* _Task details_
Reproduce the listing that follows with no differences at all.

* _Record set_
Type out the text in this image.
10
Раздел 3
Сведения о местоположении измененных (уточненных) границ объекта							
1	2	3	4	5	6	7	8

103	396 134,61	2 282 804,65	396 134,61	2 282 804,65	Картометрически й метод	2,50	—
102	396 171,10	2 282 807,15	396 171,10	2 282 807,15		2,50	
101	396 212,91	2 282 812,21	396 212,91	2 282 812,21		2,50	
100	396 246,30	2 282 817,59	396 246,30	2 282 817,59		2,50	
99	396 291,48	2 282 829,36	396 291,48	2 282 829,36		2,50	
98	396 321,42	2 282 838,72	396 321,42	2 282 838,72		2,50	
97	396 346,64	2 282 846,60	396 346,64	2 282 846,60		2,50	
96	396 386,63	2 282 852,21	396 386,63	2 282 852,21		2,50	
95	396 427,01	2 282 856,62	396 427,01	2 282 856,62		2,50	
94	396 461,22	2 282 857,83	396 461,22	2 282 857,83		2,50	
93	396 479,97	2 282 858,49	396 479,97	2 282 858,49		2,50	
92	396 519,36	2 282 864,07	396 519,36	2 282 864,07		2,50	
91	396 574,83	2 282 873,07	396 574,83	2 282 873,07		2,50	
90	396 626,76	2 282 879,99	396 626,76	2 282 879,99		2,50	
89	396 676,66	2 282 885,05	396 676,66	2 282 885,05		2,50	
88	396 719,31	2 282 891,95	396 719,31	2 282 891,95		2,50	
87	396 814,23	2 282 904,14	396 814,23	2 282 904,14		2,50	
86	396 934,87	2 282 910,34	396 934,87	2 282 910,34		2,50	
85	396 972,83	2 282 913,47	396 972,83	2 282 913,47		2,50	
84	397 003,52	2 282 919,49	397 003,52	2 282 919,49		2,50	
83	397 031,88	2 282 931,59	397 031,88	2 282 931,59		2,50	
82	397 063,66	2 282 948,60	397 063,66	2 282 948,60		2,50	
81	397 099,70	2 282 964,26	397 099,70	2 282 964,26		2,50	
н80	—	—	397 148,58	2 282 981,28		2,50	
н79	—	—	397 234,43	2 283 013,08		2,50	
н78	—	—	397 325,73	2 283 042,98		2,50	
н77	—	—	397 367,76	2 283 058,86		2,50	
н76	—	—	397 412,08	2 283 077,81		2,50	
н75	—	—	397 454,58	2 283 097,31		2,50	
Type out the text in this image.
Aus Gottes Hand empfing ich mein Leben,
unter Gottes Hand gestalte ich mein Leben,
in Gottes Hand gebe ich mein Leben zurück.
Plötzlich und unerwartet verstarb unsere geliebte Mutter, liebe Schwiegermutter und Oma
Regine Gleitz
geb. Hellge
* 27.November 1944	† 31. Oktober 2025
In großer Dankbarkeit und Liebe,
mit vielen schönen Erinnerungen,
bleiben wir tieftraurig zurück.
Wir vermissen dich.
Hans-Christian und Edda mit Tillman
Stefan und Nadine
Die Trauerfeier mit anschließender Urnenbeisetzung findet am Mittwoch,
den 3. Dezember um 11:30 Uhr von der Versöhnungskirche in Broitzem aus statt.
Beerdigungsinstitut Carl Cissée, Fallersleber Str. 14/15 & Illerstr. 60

* _Solution to this exercise_
Type out the text in this image.
10
Раздел 3
Сведения о местоположении измененных (уточненных) границ объекта							
1	2	3	4	5	6	7	8

103	396 134,61	2 282 804,65	396 134,61	2 282 804,65	Картометрически й метод	2,50	—
102	396 171,10	2 282 807,15	396 171,10	2 282 807,15		2,50	
101	396 212,91	2 282 812,21	396 212,91	2 282 812,21		2,50	
100	396 246,30	2 282 817,59	396 246,30	2 282 817,59		2,50	
99	396 291,48	2 282 829,36	396 291,48	2 282 829,36		2,50	
98	396 321,42	2 282 838,72	396 321,42	2 282 838,72		2,50	
97	396 346,64	2 282 846,60	396 346,64	2 282 846,60		2,50	
96	396 386,63	2 282 852,21	396 386,63	2 282 852,21		2,50	
95	396 427,01	2 282 856,62	396 427,01	2 282 856,62		2,50	
94	396 461,22	2 282 857,83	396 461,22	2 282 857,83		2,50	
93	396 479,97	2 282 858,49	396 479,97	2 282 858,49		2,50	
92	396 519,36	2 282 864,07	396 519,36	2 282 864,07		2,50	
91	396 574,83	2 282 873,07	396 574,83	2 282 873,07		2,50	
90	396 626,76	2 282 879,99	396 626,76	2 282 879,99		2,50	
89	396 676,66	2 282 885,05	396 676,66	2 282 885,05		2,50	
88	396 719,31	2 282 891,95	396 719,31	2 282 891,95		2,50	
87	396 814,23	2 282 904,14	396 814,23	2 282 904,14		2,50	
86	396 934,87	2 282 910,34	396 934,87	2 282 910,34		2,50	
85	396 972,83	2 282 913,47	396 972,83	2 282 913,47		2,50	
84	397 003,52	2 282 919,49	397 003,52	2 282 919,49		2,50	
83	397 031,88	2 282 931,59	397 031,88	2 282 931,59		2,50	
82	397 063,66	2 282 948,60	397 063,66	2 282 948,60		2,50	
81	397 099,70	2 282 964,26	397 099,70	2 282 964,26		2,50	
н80	—	—	397 148,58	2 282 981,28		2,50	
н79	—	—	397 234,43	2 283 013,08		2,50	
н78	—	—	397 325,73	2 283 042,98		2,50	
н77	—	—	397 367,76	2 283 058,86		2,50	
н76	—	—	397 412,08	2 283 077,81		2,50	
н75	—	—	397 454,58	2 283 097,31		2,50	
Type out the text in this image.
Aus Gottes Hand empfing ich mein Leben,
unter Gottes Hand gestalte ich mein Leben,
in Gottes Hand gebe ich mein Leben zurück.
Plötzlich und unerwartet verstarb unsere geliebte Mutter, liebe Schwiegermutter und Oma
Regine Gleitz
geb. Hellge
* 27.November 1944	† 31. Oktober 2025
In großer Dankbarkeit und Liebe,
mit vielen schönen Erinnerungen,
bleiben wir tieftraurig zurück.
Wir vermissen dich.
Hans-Christian und Edda mit Tillman
Stefan und Nadine
Die Trauerfeier mit anschließender Urnenbeisetzung findet am Mittwoch,
den 3. Dezember um 11:30 Uhr von der Versöhnungskirche in Broitzem aus statt.
Beerdigungsinstitut Carl Cissée, Fallersleber Str. 14/15 & Illerstr. 60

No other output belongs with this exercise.